Exercise objective: Figure out how many lines of the material below contain the word "إليه". Answer with the number only.

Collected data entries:
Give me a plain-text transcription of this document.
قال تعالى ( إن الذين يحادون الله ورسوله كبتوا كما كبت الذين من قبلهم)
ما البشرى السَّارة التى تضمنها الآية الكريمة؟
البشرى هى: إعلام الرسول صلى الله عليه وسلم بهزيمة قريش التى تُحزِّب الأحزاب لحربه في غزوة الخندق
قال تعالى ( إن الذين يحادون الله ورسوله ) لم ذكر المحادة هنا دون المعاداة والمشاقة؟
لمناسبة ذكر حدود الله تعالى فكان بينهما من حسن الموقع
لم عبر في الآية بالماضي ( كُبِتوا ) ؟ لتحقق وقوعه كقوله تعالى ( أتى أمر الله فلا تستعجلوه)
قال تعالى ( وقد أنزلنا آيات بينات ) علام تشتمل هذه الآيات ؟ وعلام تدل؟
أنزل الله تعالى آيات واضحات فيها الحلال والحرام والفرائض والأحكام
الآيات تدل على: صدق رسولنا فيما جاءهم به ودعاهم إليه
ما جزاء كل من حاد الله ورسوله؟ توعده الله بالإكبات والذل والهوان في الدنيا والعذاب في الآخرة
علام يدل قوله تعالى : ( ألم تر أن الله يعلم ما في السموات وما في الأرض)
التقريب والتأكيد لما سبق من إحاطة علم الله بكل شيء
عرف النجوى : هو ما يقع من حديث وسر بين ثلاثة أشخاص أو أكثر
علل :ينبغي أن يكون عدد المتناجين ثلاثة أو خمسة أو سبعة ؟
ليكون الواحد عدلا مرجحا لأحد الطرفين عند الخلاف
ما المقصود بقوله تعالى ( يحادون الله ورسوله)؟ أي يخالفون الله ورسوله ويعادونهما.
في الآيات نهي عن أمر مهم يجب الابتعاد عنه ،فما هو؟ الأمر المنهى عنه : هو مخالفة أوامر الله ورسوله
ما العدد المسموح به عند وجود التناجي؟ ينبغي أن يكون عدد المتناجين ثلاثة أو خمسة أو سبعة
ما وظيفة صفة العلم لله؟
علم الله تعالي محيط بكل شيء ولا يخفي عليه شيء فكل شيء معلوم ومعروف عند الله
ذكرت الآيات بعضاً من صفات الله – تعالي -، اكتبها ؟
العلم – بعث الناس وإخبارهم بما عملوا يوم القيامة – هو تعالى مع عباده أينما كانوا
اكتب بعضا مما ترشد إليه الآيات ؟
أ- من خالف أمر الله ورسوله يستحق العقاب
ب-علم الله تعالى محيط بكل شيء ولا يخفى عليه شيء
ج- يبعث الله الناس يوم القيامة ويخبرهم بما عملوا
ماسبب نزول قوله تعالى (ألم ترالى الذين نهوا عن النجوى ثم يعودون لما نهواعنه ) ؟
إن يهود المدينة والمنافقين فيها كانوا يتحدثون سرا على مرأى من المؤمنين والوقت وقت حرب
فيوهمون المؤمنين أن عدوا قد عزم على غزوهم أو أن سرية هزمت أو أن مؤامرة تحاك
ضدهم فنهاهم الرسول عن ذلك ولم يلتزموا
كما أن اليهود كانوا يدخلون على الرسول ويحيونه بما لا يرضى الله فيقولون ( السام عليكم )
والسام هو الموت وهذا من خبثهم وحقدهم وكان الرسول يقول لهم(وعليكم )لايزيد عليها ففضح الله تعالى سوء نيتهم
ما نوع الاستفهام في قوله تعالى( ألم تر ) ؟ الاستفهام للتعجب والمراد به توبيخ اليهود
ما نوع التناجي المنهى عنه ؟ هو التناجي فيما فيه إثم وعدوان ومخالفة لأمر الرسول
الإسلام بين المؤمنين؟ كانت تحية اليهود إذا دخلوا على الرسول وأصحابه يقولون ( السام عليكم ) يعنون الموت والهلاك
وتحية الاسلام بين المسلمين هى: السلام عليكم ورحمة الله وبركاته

Problem solution: 2